*** Ausgangstext

Die Zahl der zivilen Opfer im Gazakrieg wird international stark beachtet. Das von der Hamas kontrollierte Gesundheitsministerium im Gazastreifen, das über mehr als 30'000 Todesfälle berichtet, vor allem von Kindern und Frauen, ist die Hauptquelle für diese Daten. Diese Zahl wird oft unkritisch von den Medien zitiert.

Kürzlich hat auch die Regierung Biden diese Zahl bestätigt. Verteidigungsminister Lloyd Austin nannte bei einer Anhörung die Zahl von «über 25'000» getöteten palästinensischen Frauen und Kindern seit dem 7. Oktober 2023. Das Pentagon stellte jedoch klar, dass der Minister eine Schätzung des von der Hamas kontrollierten Gesundheitsministeriums zitierte.

Präsident Biden selbst hat diese Zahl zuvor genannt und behauptet, dass «zu viele unschuldige Zivilisten und Kinder, darunter Tausende von Kindern» getötet wurden. Das Weisse Haus erklärte, der Präsident habe sich auf öffentlich zugängliche Daten zur Gesamtzahl der Opfer bezogen.

Das Problem mit diesen Daten ist, dass sie nicht real sind. Es ist offensichtlich für jeden, der versteht, wie natürliche Zahlen funktionieren. Es besteht die Möglichkeit, dass es sich bei den Opfern nicht hauptsächlich um Frauen und Kinder handelt, sondern dass die Mehrheit der Getöteten Hamas-Kämpfer sind.

******

Zu erledigen:
[1] Welche Zahl getöteter palästinensischer Frauen und Kinder nannte Verteidigungsminister Lloyd Austin laut dem Text über die Opferzahlen im Gazakrieg bei einer Anhörung?
[2] Schreib den Text über die Opferzahlen im Gazakrieg weiter, im Anschluss an seinen letzten Satz.

*** Vorliegende Angaben

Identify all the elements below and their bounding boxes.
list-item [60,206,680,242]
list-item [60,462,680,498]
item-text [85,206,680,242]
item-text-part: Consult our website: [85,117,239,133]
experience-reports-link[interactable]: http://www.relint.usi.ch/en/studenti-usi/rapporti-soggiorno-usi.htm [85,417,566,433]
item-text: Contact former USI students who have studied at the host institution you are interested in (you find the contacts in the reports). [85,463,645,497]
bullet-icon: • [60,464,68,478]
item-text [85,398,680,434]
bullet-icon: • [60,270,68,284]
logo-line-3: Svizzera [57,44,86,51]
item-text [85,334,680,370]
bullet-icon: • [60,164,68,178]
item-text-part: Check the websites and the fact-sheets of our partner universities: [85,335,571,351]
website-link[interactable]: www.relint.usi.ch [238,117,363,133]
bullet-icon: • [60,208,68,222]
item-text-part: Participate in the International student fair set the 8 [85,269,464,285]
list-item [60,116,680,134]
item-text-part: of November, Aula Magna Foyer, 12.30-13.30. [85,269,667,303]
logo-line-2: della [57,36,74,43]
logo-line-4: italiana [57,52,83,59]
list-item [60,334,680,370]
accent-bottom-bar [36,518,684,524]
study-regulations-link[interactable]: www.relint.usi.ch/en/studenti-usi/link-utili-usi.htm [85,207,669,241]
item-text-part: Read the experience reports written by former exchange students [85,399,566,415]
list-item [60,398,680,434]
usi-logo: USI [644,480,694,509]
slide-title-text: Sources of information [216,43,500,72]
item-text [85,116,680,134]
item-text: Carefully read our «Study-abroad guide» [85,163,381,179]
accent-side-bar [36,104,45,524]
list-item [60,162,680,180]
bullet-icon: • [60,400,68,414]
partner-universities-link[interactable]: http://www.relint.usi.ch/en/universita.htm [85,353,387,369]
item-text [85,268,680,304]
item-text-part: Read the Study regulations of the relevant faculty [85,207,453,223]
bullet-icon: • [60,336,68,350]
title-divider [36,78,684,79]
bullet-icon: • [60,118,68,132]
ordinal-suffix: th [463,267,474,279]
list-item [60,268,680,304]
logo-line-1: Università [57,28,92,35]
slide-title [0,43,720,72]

******

Lösungen:
[1] «Über 25'000» seit dem 7. Oktober 2023.

[2]
Obwohl es nur wenige verfügbare Daten gibt, reicht dies aus, um die Statistiken in Frage zu stellen. Das Gesundheitsministerium im Gazastreifen veröffentlichte von Oktober bis November 2023 tägliche Opferzahlen, die sowohl die Gesamtzahl als auch die Anzahl von Frauen und Kindern enthielten.

Verdächtig konstanter Anstieg

Die gemeldete «Gesamtzahl» der Todesfälle sollte zuerst betrachtet werden. In den Statistiken der Hamas nimmt diese Zahl fast linear zu, was verdächtig regelmässig ist, denn in der Realität würden die Zahlen von Tag zu Tag stark variieren, da die Angriffe der israelischen Armee unterschiedlich sind.

Im Durchschnitt meldete die Hamas während dieses Zeitraums 270 Opfer pro Tag, mit Abweichungen von etwa 15 Prozent. Dies ist eine ungewöhnlich geringe Schwankung. Wenn die Realität abgebildet würde, müssten es Tage geben, an denen die Zahl doppelt so hoch oder höher ist, und andere, an denen sie nur halb so hoch oder niedriger ist.

Es besteht die Möglichkeit, dass das Gazaministerium gefälschte tägliche Zahlen herausgibt, die zu wenig variieren, weil es kein klares Verständnis für das Verhalten von natürlichen Zahlen hat. Leider existieren keine verifizierten Kontrolldaten, um diese Schlussfolgerung zu überprüfen, aber die Details der Hamas-Statistiken werfen Verdacht auf.

Während sich die täglichen Opferzahlen stark unterscheiden sollten, dürfte es zwischen den einzelnen Opfergruppen (Frauen, Kinder, Männer) nur geringe Schwankungen geben. Dies ist eine grundlegende statistische Tatsache über die Variabilität des Zufalls. In den Hamas-Statistiken gibt es keine Korrelation zwischen den Todesfällen von Frauen und Kindern. Stattdessen nimmt die Zahl der angeblich getöteten Kinder linear zu, während die Zahl der Frauenopfer stark variiert. Dies deutet ebenfalls darauf hin, dass die Zahlen nicht stimmen.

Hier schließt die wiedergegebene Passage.